WHAT THE TASK ASKS:
Transcribe, exactly as they appear, only the lines from the one holding "Give me the" through the end of the entries below.

MATERIAL SHOWN:
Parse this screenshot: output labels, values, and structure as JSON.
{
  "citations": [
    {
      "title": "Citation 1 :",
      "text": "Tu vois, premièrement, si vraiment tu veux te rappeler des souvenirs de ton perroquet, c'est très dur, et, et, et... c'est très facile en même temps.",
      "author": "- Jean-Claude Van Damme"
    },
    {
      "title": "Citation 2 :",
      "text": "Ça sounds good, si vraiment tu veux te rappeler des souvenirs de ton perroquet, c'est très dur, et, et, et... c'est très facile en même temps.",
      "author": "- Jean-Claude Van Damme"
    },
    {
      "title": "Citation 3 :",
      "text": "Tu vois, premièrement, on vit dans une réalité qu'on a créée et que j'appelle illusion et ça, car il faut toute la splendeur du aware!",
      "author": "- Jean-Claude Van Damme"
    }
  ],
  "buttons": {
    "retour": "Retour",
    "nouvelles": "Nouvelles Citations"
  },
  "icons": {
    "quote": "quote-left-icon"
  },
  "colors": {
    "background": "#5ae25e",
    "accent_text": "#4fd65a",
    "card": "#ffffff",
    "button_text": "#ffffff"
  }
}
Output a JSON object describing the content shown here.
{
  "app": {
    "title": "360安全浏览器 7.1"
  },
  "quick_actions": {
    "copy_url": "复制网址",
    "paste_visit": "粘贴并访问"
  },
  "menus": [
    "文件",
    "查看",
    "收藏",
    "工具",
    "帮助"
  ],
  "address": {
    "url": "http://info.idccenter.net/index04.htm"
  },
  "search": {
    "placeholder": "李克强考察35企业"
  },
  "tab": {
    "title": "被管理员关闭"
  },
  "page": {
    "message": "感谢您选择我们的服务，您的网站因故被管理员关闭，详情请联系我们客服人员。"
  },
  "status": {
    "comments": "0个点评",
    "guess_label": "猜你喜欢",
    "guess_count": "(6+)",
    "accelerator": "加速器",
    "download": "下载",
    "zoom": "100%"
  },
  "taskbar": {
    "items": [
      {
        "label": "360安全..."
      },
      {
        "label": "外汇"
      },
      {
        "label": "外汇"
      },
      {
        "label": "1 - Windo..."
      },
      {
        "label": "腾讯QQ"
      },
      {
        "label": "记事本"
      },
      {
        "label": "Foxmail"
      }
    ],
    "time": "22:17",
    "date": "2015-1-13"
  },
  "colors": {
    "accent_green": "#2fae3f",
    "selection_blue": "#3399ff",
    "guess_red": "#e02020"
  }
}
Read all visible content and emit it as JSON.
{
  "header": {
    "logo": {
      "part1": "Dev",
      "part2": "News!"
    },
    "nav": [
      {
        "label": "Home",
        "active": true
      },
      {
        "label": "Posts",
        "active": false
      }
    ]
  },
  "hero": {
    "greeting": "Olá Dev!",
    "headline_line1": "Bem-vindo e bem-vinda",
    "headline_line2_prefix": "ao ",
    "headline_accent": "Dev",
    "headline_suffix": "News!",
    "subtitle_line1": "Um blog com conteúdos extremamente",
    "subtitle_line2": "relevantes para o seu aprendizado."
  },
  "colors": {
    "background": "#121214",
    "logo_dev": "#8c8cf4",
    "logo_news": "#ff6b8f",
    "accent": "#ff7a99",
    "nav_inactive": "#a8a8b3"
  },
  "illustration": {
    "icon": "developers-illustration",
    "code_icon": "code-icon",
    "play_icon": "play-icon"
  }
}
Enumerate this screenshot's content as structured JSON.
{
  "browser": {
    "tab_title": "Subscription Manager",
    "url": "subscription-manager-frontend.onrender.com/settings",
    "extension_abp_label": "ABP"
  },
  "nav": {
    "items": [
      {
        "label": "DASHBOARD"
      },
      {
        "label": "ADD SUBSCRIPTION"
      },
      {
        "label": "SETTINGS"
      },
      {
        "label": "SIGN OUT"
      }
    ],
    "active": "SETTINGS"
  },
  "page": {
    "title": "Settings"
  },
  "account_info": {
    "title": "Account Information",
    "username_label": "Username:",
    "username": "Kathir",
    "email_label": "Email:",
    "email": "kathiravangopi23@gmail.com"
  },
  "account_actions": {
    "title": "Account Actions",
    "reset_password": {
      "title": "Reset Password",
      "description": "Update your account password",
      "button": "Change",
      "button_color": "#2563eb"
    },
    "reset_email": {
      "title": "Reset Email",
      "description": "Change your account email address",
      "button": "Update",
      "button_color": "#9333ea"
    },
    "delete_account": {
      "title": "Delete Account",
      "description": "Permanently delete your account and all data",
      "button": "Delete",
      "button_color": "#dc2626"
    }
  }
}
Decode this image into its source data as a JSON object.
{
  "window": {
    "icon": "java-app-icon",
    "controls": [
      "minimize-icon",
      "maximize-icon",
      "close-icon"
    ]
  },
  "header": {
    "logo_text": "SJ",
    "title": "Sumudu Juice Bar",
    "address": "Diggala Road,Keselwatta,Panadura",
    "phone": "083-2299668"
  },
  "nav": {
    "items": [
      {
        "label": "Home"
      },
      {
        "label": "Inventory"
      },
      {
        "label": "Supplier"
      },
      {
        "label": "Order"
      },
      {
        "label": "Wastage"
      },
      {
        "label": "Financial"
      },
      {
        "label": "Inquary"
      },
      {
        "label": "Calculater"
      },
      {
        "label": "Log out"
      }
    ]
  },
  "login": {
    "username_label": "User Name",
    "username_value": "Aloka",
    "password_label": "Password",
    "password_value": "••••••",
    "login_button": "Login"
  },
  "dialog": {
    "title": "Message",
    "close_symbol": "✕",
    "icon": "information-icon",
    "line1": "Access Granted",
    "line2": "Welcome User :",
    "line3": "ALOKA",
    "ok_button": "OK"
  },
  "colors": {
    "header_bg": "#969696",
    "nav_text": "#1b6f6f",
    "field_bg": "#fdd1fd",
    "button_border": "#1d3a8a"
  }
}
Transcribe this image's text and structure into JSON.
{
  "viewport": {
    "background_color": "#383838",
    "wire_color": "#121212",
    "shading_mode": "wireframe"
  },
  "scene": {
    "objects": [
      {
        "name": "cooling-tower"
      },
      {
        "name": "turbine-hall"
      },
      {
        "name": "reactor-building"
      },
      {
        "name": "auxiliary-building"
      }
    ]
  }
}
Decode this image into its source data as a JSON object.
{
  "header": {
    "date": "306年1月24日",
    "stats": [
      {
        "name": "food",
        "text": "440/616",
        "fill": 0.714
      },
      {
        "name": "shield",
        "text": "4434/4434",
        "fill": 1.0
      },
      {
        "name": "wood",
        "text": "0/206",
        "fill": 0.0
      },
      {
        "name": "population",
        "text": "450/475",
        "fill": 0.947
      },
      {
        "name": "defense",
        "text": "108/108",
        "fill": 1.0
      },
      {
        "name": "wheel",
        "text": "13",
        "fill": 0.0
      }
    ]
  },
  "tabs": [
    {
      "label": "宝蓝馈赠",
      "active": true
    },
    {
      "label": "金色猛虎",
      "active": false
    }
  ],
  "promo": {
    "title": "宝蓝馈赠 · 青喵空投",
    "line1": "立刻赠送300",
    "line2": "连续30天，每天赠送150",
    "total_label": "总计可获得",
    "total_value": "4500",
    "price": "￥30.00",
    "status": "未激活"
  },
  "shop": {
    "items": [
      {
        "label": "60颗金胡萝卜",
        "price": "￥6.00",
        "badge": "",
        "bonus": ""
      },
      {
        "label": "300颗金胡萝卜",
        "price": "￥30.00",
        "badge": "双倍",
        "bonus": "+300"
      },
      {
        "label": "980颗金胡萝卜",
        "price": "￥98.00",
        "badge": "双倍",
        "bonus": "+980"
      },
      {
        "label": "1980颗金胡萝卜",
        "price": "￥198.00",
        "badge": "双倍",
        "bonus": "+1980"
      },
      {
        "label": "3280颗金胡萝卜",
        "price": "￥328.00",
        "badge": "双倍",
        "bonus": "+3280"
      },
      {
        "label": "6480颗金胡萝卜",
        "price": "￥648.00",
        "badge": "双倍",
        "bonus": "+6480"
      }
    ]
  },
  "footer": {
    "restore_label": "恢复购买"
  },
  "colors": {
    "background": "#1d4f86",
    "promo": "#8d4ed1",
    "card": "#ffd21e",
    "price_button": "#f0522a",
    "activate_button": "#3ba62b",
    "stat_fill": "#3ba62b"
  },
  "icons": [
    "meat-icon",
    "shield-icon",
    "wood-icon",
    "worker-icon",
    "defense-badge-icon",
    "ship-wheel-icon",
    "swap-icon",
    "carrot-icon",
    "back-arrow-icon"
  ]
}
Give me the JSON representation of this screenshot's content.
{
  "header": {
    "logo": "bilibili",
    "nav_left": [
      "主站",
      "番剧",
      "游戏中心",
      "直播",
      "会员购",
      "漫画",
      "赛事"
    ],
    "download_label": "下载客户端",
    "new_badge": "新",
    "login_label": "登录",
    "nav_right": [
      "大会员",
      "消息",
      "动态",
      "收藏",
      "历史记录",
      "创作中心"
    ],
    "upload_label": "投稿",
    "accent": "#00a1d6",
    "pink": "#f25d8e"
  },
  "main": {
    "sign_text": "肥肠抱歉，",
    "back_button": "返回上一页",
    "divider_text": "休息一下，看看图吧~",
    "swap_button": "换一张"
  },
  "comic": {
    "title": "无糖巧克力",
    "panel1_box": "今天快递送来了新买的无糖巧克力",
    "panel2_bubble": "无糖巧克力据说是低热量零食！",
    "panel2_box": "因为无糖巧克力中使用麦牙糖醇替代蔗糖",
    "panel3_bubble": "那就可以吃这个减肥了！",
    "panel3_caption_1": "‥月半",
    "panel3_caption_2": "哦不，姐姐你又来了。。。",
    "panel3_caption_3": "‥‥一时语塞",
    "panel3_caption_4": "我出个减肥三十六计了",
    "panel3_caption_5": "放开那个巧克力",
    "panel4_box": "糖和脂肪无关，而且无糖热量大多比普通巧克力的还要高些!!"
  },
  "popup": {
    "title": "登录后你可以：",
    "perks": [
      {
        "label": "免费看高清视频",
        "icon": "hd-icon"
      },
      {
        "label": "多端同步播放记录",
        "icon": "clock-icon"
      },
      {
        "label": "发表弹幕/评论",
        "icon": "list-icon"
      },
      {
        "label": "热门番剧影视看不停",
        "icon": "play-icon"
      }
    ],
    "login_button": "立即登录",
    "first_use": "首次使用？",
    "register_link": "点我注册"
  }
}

RESPONSE TO THE TASK:
Give me the JSON representation of this screenshot's content.
{
  "header": {
    "logo": "bilibili",
    "nav_left": [
      "主站",
      "番剧",
      "游戏中心",
      "直播",
      "会员购",
      "漫画",
      "赛事"
    ],
    "download_label": "下载客户端",
    "new_badge": "新",
    "login_label": "登录",
    "nav_right": [
      "大会员",
      "消息",
      "动态",
      "收藏",
      "历史记录",
      "创作中心"
    ],
    "upload_label": "投稿",
    "accent": "#00a1d6",
    "pink": "#f25d8e"
  },
  "main": {
    "sign_text": "肥肠抱歉，",
    "back_button": "返回上一页",
    "divider_text": "休息一下，看看图吧~",
    "swap_button": "换一张"
  },
  "comic": {
    "title": "无糖巧克力",
    "panel1_box": "今天快递送来了新买的无糖巧克力",
    "panel2_bubble": "无糖巧克力据说是低热量零食！",
    "panel2_box": "因为无糖巧克力中使用麦牙糖醇替代蔗糖",
    "panel3_bubble": "那就可以吃这个减肥了！",
    "panel3_caption_1": "‥月半",
    "panel3_caption_2": "哦不，姐姐你又来了。。。",
    "panel3_caption_3": "‥‥一时语塞",
    "panel3_caption_4": "我出个减肥三十六计了",
    "panel3_caption_5": "放开那个巧克力",
    "panel4_box": "糖和脂肪无关，而且无糖热量大多比普通巧克力的还要高些!!"
  },
  "popup": {
    "title": "登录后你可以：",
    "perks": [
      {
        "label": "免费看高清视频",
        "icon": "hd-icon"
      },
      {
        "label": "多端同步播放记录",
        "icon": "clock-icon"
      },
      {
        "label": "发表弹幕/评论",
        "icon": "list-icon"
      },
      {
        "label": "热门番剧影视看不停",
        "icon": "play-icon"
      }
    ],
    "login_button": "立即登录",
    "first_use": "首次使用？",
    "register_link": "点我注册"
  }
}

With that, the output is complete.